● **What you are asked to do**
Spot every line with the word "climate" and return it.

● **Listing**
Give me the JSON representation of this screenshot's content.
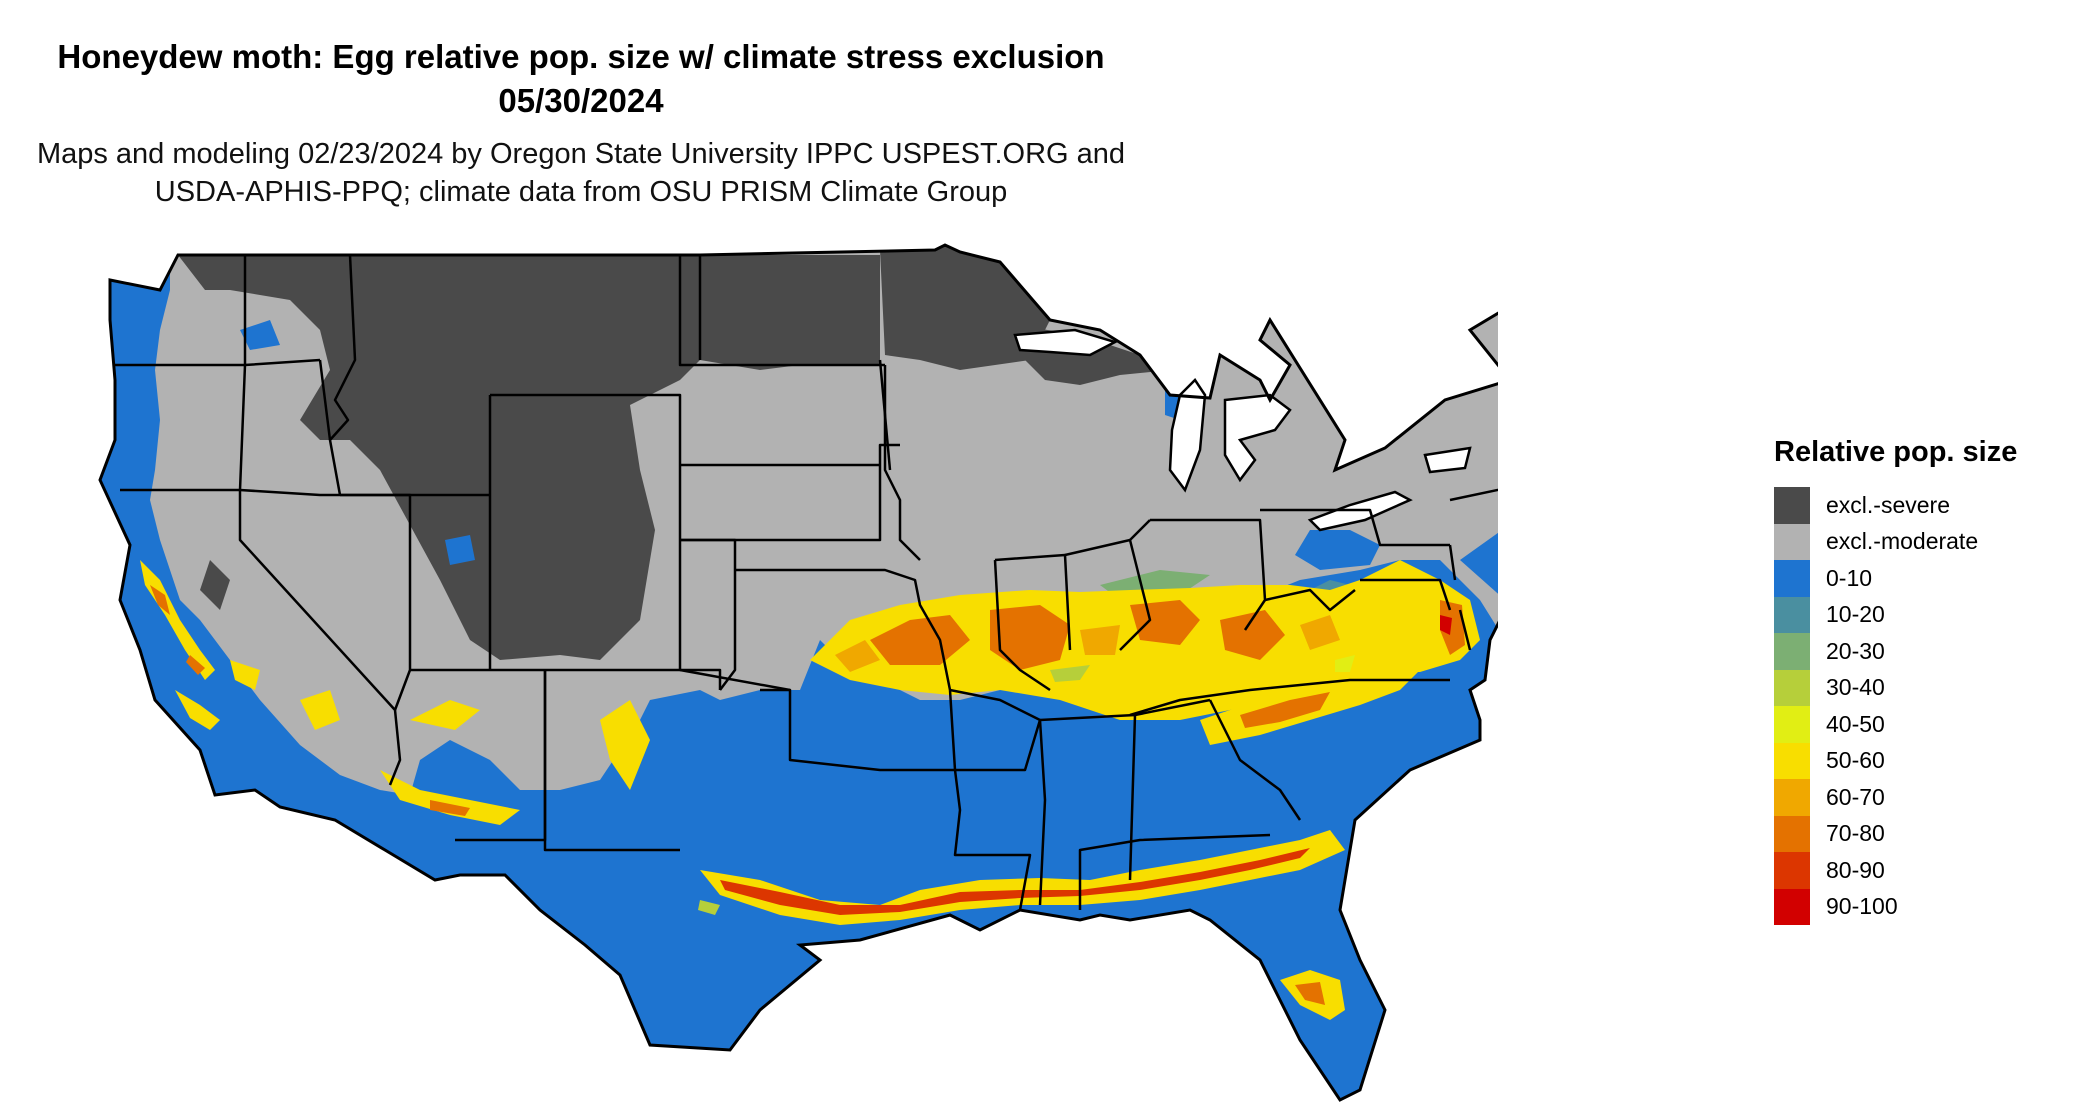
{
  "title": {
    "line1": "Honeydew moth: Egg relative pop. size w/ climate stress exclusion",
    "line2": "05/30/2024"
  },
  "subtitle": {
    "line1": "Maps and modeling 02/23/2024 by Oregon State University IPPC USPEST.ORG and",
    "line2": "USDA-APHIS-PPQ; climate data from OSU PRISM Climate Group"
  },
  "legend": {
    "title": "Relative pop. size",
    "items": [
      {
        "label": "excl.-severe",
        "color": "#4a4a4a"
      },
      {
        "label": "excl.-moderate",
        "color": "#b2b2b2"
      },
      {
        "label": "0-10",
        "color": "#1e74d0"
      },
      {
        "label": "10-20",
        "color": "#4a8fa0"
      },
      {
        "label": "20-30",
        "color": "#7caf73"
      },
      {
        "label": "30-40",
        "color": "#b6cf3a"
      },
      {
        "label": "40-50",
        "color": "#e1ee14"
      },
      {
        "label": "50-60",
        "color": "#f8de00"
      },
      {
        "label": "60-70",
        "color": "#f0a800"
      },
      {
        "label": "70-80",
        "color": "#e47200"
      },
      {
        "label": "80-90",
        "color": "#dc3600"
      },
      {
        "label": "90-100",
        "color": "#d20000"
      }
    ]
  }
}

● **In response**
    "line1": "Honeydew moth: Egg relative pop. size w/ climate stress exclusion",
    "line2": "USDA-APHIS-PPQ; climate data from OSU PRISM Climate Group"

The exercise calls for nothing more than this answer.